What to work on ▸ Please determine how many lines of the material include the word "podlegającej", and respond with nothing but that number.

────────────────────────────────────────

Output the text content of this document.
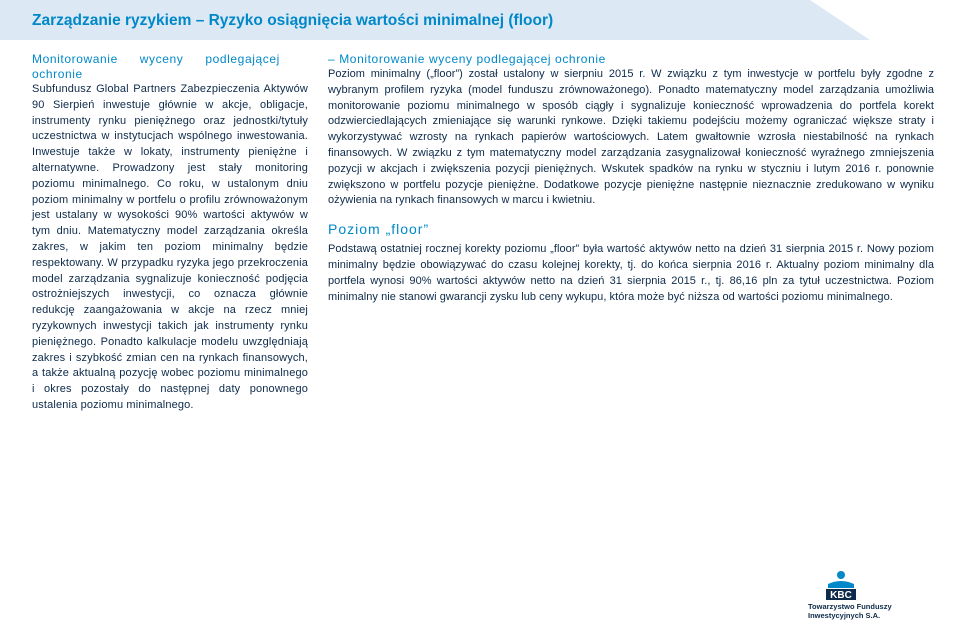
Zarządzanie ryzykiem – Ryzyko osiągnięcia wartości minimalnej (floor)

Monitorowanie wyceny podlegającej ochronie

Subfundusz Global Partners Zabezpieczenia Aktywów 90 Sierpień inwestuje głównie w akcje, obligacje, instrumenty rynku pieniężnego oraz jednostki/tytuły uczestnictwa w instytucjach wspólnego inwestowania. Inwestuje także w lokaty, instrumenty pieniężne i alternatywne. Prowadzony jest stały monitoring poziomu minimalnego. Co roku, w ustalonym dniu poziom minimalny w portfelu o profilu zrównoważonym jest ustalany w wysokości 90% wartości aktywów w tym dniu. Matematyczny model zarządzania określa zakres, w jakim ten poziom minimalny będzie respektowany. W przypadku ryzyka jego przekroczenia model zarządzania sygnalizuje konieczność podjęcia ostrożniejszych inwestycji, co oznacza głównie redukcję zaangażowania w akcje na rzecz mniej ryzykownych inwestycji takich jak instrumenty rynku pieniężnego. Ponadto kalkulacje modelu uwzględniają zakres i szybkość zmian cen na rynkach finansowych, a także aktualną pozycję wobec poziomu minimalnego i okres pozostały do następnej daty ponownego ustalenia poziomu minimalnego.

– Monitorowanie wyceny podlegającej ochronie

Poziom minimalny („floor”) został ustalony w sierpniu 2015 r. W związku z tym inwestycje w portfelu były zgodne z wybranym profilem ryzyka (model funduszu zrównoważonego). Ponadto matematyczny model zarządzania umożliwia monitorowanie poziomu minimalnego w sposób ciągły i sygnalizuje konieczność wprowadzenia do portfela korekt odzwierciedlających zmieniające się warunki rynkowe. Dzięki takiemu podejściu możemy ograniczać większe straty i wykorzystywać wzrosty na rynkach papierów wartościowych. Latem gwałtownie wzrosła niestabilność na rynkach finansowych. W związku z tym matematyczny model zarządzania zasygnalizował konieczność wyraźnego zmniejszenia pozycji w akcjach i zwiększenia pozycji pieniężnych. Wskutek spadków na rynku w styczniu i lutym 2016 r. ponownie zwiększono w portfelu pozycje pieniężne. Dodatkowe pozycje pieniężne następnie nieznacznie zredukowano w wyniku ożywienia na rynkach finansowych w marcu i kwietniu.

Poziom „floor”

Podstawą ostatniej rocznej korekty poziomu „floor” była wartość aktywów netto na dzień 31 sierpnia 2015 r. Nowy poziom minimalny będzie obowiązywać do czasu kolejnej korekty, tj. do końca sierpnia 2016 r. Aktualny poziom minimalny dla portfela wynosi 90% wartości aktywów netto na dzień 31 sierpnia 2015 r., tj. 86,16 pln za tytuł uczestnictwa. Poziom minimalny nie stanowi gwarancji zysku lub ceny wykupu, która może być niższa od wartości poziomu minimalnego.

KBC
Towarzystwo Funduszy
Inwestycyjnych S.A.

────────────────────────────────────────

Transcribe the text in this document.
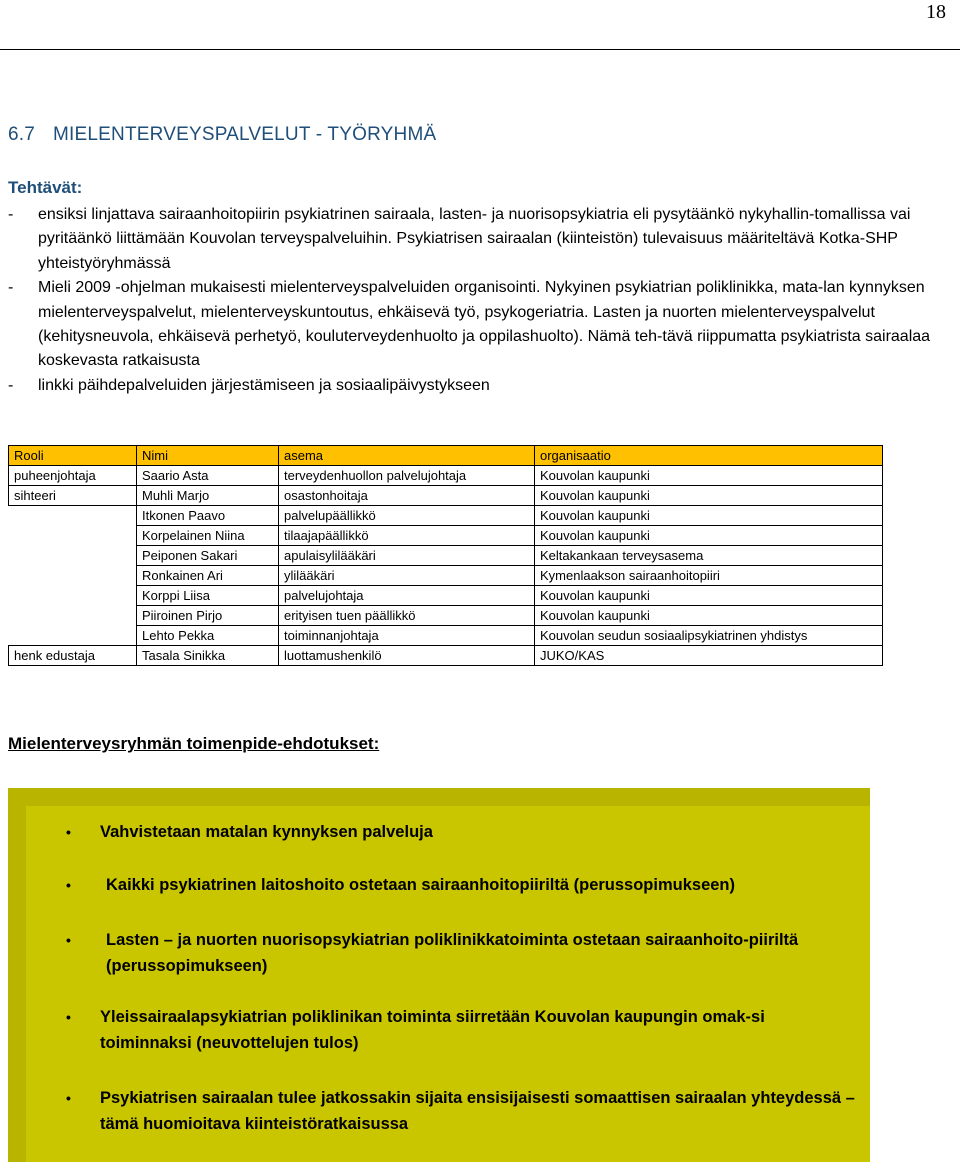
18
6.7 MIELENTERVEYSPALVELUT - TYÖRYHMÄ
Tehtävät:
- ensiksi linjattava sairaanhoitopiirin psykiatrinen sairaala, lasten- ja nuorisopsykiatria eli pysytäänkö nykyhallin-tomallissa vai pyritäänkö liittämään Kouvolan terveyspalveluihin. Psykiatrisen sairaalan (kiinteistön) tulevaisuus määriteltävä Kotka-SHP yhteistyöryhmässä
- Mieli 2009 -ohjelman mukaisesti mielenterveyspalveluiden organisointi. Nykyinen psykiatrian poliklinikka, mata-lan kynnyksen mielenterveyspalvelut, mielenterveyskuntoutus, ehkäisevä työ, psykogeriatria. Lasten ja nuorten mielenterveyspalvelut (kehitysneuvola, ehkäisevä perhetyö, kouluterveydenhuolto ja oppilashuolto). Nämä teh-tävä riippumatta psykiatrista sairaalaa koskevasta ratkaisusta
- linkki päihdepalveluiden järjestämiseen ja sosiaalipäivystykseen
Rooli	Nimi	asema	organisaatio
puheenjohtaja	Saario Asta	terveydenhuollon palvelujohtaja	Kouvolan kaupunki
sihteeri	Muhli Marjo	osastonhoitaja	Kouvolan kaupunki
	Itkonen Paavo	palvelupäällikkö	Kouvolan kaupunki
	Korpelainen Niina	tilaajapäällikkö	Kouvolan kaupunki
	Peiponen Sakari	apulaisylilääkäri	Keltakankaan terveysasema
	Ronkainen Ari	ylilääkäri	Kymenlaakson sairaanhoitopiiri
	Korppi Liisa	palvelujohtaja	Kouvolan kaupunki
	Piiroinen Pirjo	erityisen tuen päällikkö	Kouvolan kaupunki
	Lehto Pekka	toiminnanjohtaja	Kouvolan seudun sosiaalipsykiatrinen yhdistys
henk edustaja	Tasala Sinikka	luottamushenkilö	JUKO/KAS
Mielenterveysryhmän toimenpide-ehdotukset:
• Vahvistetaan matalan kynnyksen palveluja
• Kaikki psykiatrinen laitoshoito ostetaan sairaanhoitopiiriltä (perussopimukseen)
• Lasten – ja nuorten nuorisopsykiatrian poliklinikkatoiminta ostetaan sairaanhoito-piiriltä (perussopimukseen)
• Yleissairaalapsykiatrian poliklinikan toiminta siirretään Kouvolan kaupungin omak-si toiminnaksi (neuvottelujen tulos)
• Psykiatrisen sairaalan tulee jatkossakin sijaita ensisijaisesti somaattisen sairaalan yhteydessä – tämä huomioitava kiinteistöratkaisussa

────────────────────────────────────────

Solution ▸ 2